Stored data:
□ □ □ □ □ □ □

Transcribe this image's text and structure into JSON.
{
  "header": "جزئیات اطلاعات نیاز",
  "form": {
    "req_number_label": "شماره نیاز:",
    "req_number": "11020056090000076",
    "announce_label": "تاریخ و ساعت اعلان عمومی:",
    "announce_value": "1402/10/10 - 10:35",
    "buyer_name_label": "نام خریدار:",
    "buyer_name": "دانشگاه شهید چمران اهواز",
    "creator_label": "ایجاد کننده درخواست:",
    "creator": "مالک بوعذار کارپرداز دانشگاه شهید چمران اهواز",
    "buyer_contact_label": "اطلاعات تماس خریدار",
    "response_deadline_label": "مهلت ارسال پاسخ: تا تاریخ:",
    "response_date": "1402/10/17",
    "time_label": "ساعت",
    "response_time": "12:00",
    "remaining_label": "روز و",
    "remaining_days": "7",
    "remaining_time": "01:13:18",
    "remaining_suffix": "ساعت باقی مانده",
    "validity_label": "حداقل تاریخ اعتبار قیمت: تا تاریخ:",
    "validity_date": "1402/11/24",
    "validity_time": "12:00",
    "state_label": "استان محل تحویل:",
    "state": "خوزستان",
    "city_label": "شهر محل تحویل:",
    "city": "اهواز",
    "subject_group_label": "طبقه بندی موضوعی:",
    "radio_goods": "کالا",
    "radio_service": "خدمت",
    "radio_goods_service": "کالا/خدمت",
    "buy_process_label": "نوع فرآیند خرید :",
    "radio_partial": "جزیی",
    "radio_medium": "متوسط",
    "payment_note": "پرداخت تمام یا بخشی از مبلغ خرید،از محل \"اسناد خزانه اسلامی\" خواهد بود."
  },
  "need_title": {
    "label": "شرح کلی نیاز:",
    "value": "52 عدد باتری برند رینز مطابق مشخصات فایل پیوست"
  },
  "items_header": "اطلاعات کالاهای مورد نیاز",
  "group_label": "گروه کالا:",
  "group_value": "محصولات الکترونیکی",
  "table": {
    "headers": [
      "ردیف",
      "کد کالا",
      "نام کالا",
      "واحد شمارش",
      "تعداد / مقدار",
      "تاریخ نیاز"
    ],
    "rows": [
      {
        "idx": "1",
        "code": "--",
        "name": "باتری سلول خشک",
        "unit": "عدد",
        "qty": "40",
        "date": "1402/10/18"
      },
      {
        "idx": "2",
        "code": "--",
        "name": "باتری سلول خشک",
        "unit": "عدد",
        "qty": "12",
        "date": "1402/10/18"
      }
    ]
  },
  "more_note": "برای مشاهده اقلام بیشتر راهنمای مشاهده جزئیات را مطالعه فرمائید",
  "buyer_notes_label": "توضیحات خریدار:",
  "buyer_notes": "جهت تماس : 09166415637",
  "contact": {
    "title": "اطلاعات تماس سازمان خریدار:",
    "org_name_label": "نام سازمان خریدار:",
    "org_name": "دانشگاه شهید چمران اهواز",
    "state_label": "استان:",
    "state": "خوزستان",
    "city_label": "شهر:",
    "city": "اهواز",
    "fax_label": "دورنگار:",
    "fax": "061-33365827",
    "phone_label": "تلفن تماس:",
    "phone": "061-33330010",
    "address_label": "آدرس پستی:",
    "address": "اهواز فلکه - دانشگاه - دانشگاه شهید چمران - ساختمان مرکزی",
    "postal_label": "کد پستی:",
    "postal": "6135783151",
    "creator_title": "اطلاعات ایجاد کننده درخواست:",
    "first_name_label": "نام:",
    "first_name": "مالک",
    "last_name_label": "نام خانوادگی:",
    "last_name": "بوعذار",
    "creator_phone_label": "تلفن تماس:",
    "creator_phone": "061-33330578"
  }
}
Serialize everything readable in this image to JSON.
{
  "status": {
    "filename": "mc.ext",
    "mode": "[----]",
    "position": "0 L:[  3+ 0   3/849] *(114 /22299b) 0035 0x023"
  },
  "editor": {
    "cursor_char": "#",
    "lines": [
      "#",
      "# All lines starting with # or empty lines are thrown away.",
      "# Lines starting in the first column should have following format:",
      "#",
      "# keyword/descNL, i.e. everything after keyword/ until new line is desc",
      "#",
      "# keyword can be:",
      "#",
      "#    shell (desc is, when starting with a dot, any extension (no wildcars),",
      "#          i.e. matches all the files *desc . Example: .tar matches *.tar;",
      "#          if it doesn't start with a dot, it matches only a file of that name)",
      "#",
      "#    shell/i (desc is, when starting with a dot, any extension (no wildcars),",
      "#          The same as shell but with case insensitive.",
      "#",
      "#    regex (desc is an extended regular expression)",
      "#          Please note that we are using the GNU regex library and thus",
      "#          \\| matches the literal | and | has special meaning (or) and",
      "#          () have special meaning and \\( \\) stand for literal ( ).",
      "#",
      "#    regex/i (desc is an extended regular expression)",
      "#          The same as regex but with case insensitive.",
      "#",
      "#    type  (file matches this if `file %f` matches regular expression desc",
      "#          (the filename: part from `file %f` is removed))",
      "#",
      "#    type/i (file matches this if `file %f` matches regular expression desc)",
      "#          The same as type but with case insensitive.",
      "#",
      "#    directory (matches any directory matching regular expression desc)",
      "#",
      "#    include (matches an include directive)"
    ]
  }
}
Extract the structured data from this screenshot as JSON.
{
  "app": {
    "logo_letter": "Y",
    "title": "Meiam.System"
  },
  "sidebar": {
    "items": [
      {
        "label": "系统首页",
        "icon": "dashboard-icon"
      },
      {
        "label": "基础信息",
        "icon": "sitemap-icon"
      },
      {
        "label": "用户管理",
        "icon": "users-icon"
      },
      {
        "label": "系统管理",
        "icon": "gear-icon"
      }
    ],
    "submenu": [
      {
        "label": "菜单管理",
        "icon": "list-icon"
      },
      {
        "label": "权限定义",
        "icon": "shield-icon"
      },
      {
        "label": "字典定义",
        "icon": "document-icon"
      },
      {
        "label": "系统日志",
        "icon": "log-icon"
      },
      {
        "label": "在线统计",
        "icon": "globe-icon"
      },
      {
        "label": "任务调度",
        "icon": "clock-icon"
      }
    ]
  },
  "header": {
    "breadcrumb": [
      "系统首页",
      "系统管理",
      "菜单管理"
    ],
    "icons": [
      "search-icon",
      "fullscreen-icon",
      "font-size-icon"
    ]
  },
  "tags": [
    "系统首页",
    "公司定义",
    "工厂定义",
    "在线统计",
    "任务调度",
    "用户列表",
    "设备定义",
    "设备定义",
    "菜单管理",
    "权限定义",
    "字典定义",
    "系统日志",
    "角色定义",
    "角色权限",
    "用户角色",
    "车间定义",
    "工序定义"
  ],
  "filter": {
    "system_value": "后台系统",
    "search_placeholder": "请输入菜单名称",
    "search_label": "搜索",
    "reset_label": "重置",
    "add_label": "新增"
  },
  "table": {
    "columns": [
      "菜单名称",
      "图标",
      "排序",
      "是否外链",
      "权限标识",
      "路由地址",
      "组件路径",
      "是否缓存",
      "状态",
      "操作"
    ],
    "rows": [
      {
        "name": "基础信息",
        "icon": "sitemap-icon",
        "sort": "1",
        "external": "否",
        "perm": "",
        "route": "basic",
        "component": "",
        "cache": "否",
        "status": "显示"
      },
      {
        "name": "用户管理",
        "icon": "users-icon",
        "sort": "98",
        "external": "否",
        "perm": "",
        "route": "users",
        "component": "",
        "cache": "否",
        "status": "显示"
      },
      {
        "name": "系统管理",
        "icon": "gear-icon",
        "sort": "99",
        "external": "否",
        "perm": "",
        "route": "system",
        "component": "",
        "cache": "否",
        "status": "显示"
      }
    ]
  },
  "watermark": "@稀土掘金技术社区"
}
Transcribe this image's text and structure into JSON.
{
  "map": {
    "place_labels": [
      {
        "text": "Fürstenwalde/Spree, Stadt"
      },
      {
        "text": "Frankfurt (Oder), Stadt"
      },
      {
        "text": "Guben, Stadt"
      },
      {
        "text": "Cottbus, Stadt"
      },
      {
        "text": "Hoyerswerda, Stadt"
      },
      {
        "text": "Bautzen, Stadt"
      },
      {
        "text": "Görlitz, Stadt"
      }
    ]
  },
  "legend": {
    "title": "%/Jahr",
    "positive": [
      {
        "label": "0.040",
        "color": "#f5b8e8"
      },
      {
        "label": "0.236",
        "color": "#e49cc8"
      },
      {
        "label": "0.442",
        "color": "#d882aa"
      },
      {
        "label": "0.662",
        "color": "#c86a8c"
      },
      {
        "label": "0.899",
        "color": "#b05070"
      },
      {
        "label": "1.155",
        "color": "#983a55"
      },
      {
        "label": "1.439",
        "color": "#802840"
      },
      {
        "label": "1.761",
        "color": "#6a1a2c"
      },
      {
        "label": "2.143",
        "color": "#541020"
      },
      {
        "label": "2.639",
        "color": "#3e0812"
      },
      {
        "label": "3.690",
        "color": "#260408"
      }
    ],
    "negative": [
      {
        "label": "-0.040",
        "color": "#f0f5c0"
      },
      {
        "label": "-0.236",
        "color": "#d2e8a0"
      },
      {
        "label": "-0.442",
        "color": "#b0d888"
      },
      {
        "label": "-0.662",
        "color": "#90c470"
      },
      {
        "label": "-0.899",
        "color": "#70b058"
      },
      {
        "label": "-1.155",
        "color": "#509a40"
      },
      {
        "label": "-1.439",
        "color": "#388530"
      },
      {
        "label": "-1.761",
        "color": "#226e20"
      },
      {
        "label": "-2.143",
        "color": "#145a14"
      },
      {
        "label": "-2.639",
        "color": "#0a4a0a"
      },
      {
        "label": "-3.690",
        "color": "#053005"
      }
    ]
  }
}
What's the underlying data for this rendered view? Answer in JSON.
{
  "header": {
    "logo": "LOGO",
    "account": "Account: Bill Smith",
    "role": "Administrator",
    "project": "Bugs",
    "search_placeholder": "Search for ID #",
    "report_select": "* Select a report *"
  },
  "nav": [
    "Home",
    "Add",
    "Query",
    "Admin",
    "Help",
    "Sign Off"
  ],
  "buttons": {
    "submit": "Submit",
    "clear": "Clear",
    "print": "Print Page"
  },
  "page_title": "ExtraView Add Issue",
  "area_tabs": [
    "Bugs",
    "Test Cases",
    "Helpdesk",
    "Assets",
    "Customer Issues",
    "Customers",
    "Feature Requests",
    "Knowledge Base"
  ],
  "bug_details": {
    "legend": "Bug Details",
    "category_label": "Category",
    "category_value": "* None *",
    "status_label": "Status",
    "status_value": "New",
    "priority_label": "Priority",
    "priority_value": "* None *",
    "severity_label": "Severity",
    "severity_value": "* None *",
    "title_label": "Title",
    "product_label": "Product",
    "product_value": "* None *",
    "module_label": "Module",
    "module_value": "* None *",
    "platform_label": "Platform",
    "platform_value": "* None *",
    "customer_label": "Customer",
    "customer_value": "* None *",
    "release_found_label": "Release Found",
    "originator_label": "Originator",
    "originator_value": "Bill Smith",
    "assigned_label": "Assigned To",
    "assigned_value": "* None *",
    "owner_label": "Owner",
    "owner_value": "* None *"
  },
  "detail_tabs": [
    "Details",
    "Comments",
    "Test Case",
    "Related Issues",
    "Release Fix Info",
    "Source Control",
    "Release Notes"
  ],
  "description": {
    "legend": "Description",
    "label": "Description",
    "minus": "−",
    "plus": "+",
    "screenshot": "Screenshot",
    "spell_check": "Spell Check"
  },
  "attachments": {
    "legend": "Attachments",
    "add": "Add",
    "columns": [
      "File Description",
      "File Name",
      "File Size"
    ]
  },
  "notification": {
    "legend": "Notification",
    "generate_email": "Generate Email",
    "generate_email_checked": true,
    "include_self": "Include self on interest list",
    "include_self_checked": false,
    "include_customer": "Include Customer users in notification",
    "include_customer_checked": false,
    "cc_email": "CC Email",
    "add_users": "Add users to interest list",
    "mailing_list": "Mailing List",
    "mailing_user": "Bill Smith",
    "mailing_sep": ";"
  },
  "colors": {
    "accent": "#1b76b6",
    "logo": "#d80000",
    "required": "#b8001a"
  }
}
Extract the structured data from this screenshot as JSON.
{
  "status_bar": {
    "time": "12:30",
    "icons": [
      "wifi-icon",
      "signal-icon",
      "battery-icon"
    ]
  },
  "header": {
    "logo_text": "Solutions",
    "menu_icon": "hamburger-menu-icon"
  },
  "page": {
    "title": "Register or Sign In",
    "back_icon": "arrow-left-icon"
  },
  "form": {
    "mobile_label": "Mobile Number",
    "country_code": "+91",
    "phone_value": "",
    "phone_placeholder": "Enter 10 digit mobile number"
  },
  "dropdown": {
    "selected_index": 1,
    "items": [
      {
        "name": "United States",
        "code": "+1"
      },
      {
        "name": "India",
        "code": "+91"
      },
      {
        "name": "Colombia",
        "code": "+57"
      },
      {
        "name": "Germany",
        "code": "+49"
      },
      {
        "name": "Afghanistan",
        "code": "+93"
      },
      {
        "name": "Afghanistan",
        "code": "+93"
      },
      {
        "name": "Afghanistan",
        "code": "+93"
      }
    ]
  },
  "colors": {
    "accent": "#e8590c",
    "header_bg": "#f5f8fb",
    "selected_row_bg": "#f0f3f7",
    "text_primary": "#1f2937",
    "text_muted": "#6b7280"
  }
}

□ □ □ □ □ □ □

Set exercise: Gather each line from the entries above that includes the word "starting".

Written response:
      "# All lines starting with # or empty lines are thrown away.",
      "# Lines starting in the first column should have following format:",
      "#    shell (desc is, when starting with a dot, any extension (no wildcars),",
      "#    shell/i (desc is, when starting with a dot, any extension (no wildcars),",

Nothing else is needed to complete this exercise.